EXERCISE REQUIREMENTS. Retype the full set of data, character for character.

Items from a document page collection:
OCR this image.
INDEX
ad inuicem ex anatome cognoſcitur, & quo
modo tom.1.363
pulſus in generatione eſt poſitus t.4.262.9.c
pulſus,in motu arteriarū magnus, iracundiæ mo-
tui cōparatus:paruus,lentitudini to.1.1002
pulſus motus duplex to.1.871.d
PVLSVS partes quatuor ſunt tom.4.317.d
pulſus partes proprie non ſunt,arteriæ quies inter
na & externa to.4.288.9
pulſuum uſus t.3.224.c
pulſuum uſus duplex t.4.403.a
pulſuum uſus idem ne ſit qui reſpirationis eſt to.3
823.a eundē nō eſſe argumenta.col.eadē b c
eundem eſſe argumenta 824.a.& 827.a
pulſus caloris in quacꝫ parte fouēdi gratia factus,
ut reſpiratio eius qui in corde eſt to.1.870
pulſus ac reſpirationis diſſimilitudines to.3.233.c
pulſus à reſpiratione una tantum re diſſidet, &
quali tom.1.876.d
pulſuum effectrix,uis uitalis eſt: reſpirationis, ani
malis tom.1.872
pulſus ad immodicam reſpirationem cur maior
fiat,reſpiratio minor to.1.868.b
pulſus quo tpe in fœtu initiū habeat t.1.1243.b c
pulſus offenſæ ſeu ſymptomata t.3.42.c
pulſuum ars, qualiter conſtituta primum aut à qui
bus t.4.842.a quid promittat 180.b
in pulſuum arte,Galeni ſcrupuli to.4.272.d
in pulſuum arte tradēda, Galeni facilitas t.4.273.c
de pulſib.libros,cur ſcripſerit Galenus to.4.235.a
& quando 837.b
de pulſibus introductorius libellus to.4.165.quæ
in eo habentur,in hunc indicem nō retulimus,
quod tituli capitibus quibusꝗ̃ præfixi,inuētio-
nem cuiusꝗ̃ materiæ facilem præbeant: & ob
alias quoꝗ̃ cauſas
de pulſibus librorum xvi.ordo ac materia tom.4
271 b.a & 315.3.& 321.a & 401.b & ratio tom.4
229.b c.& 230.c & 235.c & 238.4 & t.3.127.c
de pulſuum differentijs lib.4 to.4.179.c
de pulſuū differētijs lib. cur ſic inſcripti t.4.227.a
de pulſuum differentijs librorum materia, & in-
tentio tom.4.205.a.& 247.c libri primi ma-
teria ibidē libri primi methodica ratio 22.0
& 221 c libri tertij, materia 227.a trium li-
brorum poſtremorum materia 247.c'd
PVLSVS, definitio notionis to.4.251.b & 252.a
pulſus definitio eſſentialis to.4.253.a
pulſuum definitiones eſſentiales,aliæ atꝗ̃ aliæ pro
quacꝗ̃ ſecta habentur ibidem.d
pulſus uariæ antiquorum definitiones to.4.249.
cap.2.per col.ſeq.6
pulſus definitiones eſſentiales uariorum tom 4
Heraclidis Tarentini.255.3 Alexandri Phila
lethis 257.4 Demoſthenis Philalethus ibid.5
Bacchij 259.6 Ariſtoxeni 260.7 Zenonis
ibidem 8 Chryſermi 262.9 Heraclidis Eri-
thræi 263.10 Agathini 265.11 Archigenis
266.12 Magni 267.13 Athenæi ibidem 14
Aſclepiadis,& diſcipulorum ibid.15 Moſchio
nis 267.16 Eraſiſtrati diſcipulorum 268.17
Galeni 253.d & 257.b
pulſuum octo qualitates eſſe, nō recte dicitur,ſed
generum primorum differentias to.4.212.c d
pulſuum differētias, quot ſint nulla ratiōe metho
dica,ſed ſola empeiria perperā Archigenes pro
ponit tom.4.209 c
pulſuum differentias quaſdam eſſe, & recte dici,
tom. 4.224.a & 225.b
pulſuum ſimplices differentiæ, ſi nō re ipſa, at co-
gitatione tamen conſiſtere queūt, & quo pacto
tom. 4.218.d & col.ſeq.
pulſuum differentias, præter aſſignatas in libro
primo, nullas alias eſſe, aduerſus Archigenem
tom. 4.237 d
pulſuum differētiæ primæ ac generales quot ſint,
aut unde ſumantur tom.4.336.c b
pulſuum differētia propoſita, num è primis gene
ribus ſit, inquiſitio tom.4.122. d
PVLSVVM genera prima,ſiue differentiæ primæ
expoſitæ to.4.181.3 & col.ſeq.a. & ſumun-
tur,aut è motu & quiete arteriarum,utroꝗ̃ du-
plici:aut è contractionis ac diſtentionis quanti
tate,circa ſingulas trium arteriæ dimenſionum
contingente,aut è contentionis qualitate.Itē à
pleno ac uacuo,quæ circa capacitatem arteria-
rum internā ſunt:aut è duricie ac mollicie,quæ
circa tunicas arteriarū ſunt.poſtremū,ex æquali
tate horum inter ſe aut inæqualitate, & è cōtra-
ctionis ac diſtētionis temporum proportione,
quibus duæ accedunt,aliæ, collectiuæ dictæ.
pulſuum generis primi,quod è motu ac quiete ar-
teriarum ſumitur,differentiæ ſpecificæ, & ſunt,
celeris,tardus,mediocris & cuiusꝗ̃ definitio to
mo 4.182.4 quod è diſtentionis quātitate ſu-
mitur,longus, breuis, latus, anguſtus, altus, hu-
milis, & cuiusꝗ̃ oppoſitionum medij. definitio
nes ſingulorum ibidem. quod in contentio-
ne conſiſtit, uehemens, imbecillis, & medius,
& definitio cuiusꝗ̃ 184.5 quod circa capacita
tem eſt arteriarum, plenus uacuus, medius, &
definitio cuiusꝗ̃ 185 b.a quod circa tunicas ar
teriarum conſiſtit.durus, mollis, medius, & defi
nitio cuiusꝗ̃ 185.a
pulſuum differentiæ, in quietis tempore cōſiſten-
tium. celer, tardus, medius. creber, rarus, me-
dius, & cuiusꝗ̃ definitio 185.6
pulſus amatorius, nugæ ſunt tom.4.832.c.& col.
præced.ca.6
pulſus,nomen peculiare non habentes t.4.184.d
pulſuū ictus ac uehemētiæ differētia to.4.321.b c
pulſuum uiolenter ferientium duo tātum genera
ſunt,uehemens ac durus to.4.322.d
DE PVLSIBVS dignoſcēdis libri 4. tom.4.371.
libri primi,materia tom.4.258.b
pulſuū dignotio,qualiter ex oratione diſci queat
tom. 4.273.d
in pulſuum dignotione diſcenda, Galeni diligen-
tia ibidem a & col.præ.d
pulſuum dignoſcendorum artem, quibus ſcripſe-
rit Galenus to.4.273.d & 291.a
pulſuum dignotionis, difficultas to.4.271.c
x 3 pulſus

ANSWER SPACE.
OCR this image.
INDEX
ad inuicem ex anatome cognoſcitur, & quo
modo tom.1.363
pulſus in generatione eſt poſitus t.4.262.9.c
pulſus,in motu arteriarū magnus, iracundiæ mo-
tui cōparatus:paruus,lentitudini to.1.1002
pulſus motus duplex to.1.871.d
PVLSVS partes quatuor ſunt tom.4.317.d
pulſus partes proprie non ſunt,arteriæ quies inter
na & externa to.4.288.9
pulſuum uſus t.3.224.c
pulſuum uſus duplex t.4.403.a
pulſuum uſus idem ne ſit qui reſpirationis eſt to.3
823.a eundē nō eſſe argumenta.col.eadē b c
eundem eſſe argumenta 824.a.& 827.a
pulſus caloris in quacꝫ parte fouēdi gratia factus,
ut reſpiratio eius qui in corde eſt to.1.870
pulſus ac reſpirationis diſſimilitudines to.3.233.c
pulſus à reſpiratione una tantum re diſſidet, &
quali tom.1.876.d
pulſuum effectrix,uis uitalis eſt: reſpirationis, ani
malis tom.1.872
pulſus ad immodicam reſpirationem cur maior
fiat,reſpiratio minor to.1.868.b
pulſus quo tpe in fœtu initiū habeat t.1.1243.b c
pulſus offenſæ ſeu ſymptomata t.3.42.c
pulſuum ars, qualiter conſtituta primum aut à qui
bus t.4.842.a quid promittat 180.b
in pulſuum arte,Galeni ſcrupuli to.4.272.d
in pulſuum arte tradēda, Galeni facilitas t.4.273.c
de pulſib.libros,cur ſcripſerit Galenus to.4.235.a
& quando 837.b
de pulſibus introductorius libellus to.4.165.quæ
in eo habentur,in hunc indicem nō retulimus,
quod tituli capitibus quibusꝗ̃ præfixi,inuētio-
nem cuiusꝗ̃ materiæ facilem præbeant: & ob
alias quoꝗ̃ cauſas
de pulſibus librorum xvi.ordo ac materia tom.4
271 b.a & 315.3.& 321.a & 401.b & ratio tom.4
229.b c.& 230.c & 235.c & 238.4 & t.3.127.c
de pulſuum differentijs lib.4 to.4.179.c
de pulſuū differētijs lib. cur ſic inſcripti t.4.227.a
de pulſuum differentijs librorum materia, & in-
tentio tom.4.205.a.& 247.c libri primi ma-
teria ibidē libri primi methodica ratio 22.0
& 221 c libri tertij, materia 227.a trium li-
brorum poſtremorum materia 247.c'd
PVLSVS, definitio notionis to.4.251.b & 252.a
pulſus definitio eſſentialis to.4.253.a
pulſuum definitiones eſſentiales,aliæ atꝗ̃ aliæ pro
quacꝗ̃ ſecta habentur ibidem.d
pulſus uariæ antiquorum definitiones to.4.249.
cap.2.per col.ſeq.6
pulſus definitiones eſſentiales uariorum tom 4
Heraclidis Tarentini.255.3 Alexandri Phila
lethis 257.4 Demoſthenis Philalethus ibid.5
Bacchij 259.6 Ariſtoxeni 260.7 Zenonis
ibidem 8 Chryſermi 262.9 Heraclidis Eri-
thræi 263.10 Agathini 265.11 Archigenis
266.12 Magni 267.13 Athenæi ibidem 14
Aſclepiadis,& diſcipulorum ibid.15 Moſchio
nis 267.16 Eraſiſtrati diſcipulorum 268.17
Galeni 253.d & 257.b
pulſuum octo qualitates eſſe, nō recte dicitur,ſed
generum primorum differentias to.4.212.c d
pulſuum differētias, quot ſint nulla ratiōe metho
dica,ſed ſola empeiria perperā Archigenes pro
ponit tom.4.209 c
pulſuum differentias quaſdam eſſe, & recte dici,
tom. 4.224.a & 225.b
pulſuum ſimplices differentiæ, ſi nō re ipſa, at co-
gitatione tamen conſiſtere queūt, & quo pacto
tom. 4.218.d & col.ſeq.
pulſuum differentias, præter aſſignatas in libro
primo, nullas alias eſſe, aduerſus Archigenem
tom. 4.237 d
pulſuum differētiæ primæ ac generales quot ſint,
aut unde ſumantur tom.4.336.c b
pulſuum differētia propoſita, num è primis gene
ribus ſit, inquiſitio tom.4.122. d
PVLSVVM genera prima,ſiue differentiæ primæ
expoſitæ to.4.181.3 & col.ſeq.a. & ſumun-
tur,aut è motu & quiete arteriarum,utroꝗ̃ du-
plici:aut è contractionis ac diſtentionis quanti
tate,circa ſingulas trium arteriæ dimenſionum
contingente,aut è contentionis qualitate.Itē à
pleno ac uacuo,quæ circa capacitatem arteria-
rum internā ſunt:aut è duricie ac mollicie,quæ
circa tunicas arteriarū ſunt.poſtremū,ex æquali
tate horum inter ſe aut inæqualitate, & è cōtra-
ctionis ac diſtētionis temporum proportione,
quibus duæ accedunt,aliæ, collectiuæ dictæ.
pulſuum generis primi,quod è motu ac quiete ar-
teriarum ſumitur,differentiæ ſpecificæ, & ſunt,
celeris,tardus,mediocris & cuiusꝗ̃ definitio to
mo 4.182.4 quod è diſtentionis quātitate ſu-
mitur,longus, breuis, latus, anguſtus, altus, hu-
milis, & cuiusꝗ̃ oppoſitionum medij. definitio
nes ſingulorum ibidem. quod in contentio-
ne conſiſtit, uehemens, imbecillis, & medius,
& definitio cuiusꝗ̃ 184.5 quod circa capacita
tem eſt arteriarum, plenus uacuus, medius, &
definitio cuiusꝗ̃ 185 b.a quod circa tunicas ar
teriarum conſiſtit.durus, mollis, medius, & defi
nitio cuiusꝗ̃ 185.a
pulſuum differentiæ, in quietis tempore cōſiſten-
tium. celer, tardus, medius. creber, rarus, me-
dius, & cuiusꝗ̃ definitio 185.6
pulſus amatorius, nugæ ſunt tom.4.832.c.& col.
præced.ca.6
pulſus,nomen peculiare non habentes t.4.184.d
pulſuū ictus ac uehemētiæ differētia to.4.321.b c
pulſuum uiolenter ferientium duo tātum genera
ſunt,uehemens ac durus to.4.322.d
DE PVLSIBVS dignoſcēdis libri 4. tom.4.371.
libri primi,materia tom.4.258.b
pulſuū dignotio,qualiter ex oratione diſci queat
tom. 4.273.d
in pulſuum dignotione diſcenda, Galeni diligen-
tia ibidem a & col.præ.d
pulſuum dignoſcendorum artem, quibus ſcripſe-
rit Galenus to.4.273.d & 291.a
pulſuum dignotionis, difficultas to.4.271.c
x 3 pulſus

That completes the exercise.